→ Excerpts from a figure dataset
>>
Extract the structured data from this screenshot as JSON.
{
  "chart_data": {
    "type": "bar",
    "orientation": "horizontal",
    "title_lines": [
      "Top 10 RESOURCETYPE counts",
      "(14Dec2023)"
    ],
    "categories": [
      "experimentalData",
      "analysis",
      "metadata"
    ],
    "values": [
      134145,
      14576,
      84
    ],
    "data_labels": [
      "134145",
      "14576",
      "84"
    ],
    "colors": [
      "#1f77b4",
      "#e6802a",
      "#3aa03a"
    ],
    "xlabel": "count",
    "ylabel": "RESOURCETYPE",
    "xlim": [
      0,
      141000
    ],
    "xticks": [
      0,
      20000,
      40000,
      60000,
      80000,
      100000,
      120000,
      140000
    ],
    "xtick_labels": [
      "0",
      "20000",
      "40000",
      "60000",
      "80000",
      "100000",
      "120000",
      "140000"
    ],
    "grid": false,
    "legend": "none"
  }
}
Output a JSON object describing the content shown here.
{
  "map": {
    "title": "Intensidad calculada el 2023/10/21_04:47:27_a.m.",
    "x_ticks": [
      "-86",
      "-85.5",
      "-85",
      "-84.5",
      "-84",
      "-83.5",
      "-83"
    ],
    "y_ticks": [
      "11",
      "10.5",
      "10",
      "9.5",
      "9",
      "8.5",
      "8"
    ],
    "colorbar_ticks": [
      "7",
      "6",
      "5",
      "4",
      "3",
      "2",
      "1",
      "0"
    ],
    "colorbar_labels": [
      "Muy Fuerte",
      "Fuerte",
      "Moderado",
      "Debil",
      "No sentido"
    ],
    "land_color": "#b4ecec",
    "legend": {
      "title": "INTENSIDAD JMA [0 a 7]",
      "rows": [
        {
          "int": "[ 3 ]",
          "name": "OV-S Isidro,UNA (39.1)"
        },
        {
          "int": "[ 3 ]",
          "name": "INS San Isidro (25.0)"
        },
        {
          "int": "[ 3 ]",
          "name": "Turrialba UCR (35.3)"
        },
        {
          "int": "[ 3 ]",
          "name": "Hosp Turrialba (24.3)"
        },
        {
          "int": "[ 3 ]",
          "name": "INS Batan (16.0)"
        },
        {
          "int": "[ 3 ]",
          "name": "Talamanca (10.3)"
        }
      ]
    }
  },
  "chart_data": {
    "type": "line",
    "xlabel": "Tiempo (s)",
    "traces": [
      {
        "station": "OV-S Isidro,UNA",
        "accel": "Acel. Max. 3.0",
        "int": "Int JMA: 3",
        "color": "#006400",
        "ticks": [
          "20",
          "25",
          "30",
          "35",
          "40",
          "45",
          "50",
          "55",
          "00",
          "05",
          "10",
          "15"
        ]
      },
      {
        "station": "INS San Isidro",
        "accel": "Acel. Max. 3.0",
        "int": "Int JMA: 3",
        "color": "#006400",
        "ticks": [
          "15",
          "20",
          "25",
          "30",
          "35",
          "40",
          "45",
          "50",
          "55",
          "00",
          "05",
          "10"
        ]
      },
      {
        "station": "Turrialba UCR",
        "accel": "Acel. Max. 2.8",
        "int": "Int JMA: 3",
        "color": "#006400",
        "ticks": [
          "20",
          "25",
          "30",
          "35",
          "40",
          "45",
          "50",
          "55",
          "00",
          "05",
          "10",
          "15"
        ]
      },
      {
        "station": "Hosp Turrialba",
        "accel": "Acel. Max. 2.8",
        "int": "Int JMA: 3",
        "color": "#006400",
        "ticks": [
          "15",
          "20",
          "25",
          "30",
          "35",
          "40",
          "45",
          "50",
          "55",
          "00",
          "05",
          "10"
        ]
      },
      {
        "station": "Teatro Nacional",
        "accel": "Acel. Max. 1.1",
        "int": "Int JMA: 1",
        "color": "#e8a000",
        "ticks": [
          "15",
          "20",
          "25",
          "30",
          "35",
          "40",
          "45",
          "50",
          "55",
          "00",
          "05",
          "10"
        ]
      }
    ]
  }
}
<<
→ Exercise aim
Each line holding "Isidro" must be found and copied.

→ Exercise response
          "name": "OV-S Isidro,UNA (39.1)"
          "name": "INS San Isidro (25.0)"
        "station": "OV-S Isidro,UNA",
        "station": "INS San Isidro",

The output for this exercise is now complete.